* _Extrait de page_
▬▬▬▬▬▬▬▬▬▬
La motivation du Tribunal.

Le Tribunal a tout d’abord écarté des débats le dossier médical en anglais transmis par le Consulat de France à Bombay (Inde) produit par le Ministère Public obtenu à l’insu des patients et sa traduction libre suivant laquelle l’enfant était né d’une mère porteuse et du père français.

Le Tribunal a relevé que le Ministère Public reconnaissait que la réalité de l’article 47 du cde Civil n’était pas nécessairement une réalité factuelle ou biologique.

Le Tribunal a observé que la régularité formelle de l’acte n’était pas contestée et qu’il avait été établi conformément à la Loi Indienne.

Le Tribunal a déclaré que les dispositions de l’article 47 du Code Civil français ne permettaient pas à la loi française de contraindre l’État étranger à appliquer la Loi française ce qui serait le résultat si l’on imposait que l’acte étranger soit intégralement conforme à la législation française et que l’acte ne soit pas contraire à l’ordre public international français.

Le Tribunal a rappelé que le Ministère Public reconnaissait que la gestation pour autrui n’était pas contraire à l’ordre international public.

Le Tribunal a déclaré :
« le fait que Madame…soit mentionnée sur l’acte de naissance en tant que mère alors qu’elle n’a pas accouché ne saurait justifier à lui seul le refus de reconnaissance de cette filiation maternelle telle qu’elle figure sur l’acte de naissance produit et qui correspond à la réalité juridique. Il n’est établi ni soutenu que l’acte de naissance de l’enfant aurait été dressé en fraude de la loi indienne. Le Ministère public ne rapporte donc pas la preuve que l’acte de naissance litigieux n’est pas conforme à la réalité au sens de l’article 47 du Code Civil. »

Le Tribunal a ajouté que la mère adoptive dans le cadre de l’adoption plénière figurait sur l’acte de naissance et donc qu’il n’était pas contraire à l’ordre public international français d’indiquer le nom de la mère d’intention comme mère sur l’acte de naissance étranger.

Le Tribunal a rappelé les dispositions de l’article 3§ 1 de la Convention internationale des droits de l’enfant et de l’intérêt supérieur de l’enfant comme étant une considération primordiale, et qu’il était dans son intérêt primordial que soit reconnu son acte d’état civil indien avec ses pleins effets en France.

Le Tribunal a rappelé l’article 8 de la Convention Européenne des Droits de l’Homme, le droit au respect de sa vie privée et familiale et de la restriction à l’ingérence de l’autorité publique dans l’exercice de ce droit.

Et qu’il ne pouvait être refusé de transcrire un droit régulièrement acquis à l’étranger sans porter atteinte aux droits garantis par les conventions internationales ratifiées par la France, en particulier le droit à la vie privée et familiale de l’enfant et à une identité familiale incluant la filiation.

Le Tribunal a rejeté la solution préconisée par la Cour de Cassation et par le Ministère Public, à savoir la transcription de la seule filiation paternelle suivie d’une procédure d’adoption plénière, puisque la filiation de l’enfant est établie à l’égard des deux parents dans l’acte de naissance contrairement aux dispositions de l’article 345-1 du Code Civil.
▬▬▬▬▬▬▬▬▬▬
* _Lignes fournies_
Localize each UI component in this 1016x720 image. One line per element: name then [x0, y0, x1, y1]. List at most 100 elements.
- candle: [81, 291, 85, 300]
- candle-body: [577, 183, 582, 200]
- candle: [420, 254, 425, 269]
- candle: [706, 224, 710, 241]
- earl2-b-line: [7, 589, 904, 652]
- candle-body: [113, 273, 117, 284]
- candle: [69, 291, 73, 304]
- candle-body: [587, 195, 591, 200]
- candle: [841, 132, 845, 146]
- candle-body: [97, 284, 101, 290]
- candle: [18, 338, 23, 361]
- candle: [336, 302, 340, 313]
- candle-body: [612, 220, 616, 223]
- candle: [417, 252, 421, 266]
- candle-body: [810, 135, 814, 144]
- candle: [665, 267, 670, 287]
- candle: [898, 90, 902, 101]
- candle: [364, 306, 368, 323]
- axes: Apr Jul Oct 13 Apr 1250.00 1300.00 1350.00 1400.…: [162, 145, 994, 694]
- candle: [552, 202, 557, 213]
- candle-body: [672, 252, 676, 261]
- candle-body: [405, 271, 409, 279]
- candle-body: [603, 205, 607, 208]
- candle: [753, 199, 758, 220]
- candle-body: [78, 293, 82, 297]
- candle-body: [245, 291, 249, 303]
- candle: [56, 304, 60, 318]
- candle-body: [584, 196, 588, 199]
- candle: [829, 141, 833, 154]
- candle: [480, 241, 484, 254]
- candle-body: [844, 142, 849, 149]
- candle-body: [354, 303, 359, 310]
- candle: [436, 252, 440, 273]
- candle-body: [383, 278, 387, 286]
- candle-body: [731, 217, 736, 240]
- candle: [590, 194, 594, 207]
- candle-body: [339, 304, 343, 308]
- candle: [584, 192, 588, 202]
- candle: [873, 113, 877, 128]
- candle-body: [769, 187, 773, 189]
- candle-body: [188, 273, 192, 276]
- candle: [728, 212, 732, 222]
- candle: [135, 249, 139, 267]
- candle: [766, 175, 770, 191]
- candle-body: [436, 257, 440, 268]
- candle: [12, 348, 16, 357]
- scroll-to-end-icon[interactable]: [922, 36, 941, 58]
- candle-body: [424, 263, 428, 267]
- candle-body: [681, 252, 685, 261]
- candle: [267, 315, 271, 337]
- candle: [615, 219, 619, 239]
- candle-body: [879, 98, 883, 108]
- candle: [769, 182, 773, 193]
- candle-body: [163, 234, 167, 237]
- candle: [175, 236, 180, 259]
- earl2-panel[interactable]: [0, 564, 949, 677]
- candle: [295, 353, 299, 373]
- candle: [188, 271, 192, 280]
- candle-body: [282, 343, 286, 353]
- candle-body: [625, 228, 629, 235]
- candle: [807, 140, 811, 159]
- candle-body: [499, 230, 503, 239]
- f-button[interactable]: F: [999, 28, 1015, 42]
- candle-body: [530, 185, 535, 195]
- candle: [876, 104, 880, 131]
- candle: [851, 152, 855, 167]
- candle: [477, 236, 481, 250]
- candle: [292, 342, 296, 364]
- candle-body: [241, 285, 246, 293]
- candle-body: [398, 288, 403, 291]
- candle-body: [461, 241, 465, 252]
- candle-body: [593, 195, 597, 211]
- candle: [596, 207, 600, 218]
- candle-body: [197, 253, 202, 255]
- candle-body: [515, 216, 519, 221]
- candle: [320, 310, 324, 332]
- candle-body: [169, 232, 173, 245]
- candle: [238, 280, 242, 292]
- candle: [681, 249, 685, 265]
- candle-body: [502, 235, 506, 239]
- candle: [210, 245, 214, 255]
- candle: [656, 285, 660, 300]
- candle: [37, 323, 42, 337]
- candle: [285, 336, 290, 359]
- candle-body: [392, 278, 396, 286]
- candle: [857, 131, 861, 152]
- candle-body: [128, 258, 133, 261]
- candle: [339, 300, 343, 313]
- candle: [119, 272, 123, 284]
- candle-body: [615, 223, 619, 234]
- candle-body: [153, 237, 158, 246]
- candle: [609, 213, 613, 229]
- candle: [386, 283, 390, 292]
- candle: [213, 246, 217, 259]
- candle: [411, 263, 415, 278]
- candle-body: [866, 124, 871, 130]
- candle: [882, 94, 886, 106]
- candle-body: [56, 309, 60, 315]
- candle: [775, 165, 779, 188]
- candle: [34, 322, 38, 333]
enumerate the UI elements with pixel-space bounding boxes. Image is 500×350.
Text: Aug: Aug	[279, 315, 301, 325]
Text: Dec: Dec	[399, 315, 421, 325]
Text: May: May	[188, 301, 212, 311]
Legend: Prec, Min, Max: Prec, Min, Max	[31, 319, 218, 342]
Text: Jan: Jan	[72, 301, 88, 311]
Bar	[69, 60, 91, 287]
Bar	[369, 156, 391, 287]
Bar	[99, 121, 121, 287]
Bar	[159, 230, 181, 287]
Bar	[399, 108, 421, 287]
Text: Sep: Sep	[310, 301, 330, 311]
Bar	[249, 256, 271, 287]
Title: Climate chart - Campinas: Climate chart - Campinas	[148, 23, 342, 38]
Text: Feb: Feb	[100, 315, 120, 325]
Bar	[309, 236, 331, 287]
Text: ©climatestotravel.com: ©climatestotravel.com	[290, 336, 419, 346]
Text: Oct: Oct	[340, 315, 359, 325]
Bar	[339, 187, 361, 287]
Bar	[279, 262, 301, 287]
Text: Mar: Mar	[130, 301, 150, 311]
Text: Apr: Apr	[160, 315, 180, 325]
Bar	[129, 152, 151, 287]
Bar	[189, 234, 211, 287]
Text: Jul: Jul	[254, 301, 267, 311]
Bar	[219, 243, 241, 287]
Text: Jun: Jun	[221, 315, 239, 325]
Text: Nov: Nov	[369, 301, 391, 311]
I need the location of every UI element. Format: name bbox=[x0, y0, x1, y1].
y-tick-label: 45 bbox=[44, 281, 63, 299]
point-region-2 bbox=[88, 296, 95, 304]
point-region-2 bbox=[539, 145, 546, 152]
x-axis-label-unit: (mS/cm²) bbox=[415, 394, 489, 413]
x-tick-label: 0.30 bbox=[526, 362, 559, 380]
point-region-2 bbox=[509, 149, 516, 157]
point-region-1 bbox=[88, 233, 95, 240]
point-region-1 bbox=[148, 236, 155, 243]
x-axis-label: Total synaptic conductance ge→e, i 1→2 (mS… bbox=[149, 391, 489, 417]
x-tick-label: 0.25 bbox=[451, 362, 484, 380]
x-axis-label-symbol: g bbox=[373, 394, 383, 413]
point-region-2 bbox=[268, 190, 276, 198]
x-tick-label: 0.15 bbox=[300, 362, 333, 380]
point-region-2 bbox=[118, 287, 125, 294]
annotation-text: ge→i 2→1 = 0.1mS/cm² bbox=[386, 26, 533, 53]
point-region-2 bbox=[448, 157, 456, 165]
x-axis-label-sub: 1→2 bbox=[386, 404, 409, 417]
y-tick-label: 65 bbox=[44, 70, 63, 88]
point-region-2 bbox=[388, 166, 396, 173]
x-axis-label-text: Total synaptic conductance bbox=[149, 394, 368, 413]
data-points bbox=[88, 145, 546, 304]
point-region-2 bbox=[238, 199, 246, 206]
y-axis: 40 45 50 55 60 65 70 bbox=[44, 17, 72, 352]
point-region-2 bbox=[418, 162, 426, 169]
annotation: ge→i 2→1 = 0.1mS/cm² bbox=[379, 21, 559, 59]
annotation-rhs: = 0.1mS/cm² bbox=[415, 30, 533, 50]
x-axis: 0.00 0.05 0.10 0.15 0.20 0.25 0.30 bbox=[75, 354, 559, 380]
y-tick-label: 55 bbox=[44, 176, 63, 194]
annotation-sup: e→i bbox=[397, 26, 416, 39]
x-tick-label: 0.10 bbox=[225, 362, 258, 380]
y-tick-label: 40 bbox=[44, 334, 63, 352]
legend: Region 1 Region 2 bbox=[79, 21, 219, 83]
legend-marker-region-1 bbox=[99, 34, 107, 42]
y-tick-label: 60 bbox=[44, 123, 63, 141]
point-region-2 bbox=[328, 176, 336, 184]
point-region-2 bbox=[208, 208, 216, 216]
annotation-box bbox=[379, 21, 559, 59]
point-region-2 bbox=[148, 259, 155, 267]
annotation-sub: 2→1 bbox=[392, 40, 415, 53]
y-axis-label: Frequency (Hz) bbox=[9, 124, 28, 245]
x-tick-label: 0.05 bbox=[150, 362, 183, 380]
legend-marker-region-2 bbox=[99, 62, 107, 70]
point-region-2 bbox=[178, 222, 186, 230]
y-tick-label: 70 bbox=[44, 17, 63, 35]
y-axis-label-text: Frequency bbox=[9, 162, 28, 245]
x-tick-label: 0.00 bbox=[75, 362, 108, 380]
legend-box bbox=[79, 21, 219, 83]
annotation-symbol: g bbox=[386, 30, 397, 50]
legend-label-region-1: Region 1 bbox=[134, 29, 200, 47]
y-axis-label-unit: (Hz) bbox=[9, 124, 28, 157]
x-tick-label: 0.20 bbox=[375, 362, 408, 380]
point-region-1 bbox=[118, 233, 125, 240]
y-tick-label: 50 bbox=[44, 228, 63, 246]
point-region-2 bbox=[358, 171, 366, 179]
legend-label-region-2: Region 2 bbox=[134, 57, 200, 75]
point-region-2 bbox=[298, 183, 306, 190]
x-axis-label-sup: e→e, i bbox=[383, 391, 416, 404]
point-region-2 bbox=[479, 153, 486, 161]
▬▬▬▬▬▬▬▬▬▬
* _Tâches à réaliser_
1. Dans l'extrait sur la motivation du Tribunal, quelle solution préconisée par la Cour de cassation et par le Ministère public le Tribunal a-t-il rejetée ?
2. Recopiez le passage de l'extrait sur la motivation du Tribunal qui commence à « Le Tribunal a rejeté » et se termine à « 345-1 du Code Civil. ».

* _Réponses aux tâches_
1. La transcription de la seule filiation paternelle suivie d'une procédure d'adoption plénière.

2.
Le Tribunal a rejeté la solution préconisée par la Cour de Cassation et par le Ministère Public, à savoir la transcription de la seule filiation paternelle suivie d’une procédure d’adoption plénière, puisque la filiation de l’enfant est établie à l’égard des deux parents dans l’acte de naissance contrairement aux dispositions de l’article 345-1 du Code Civil.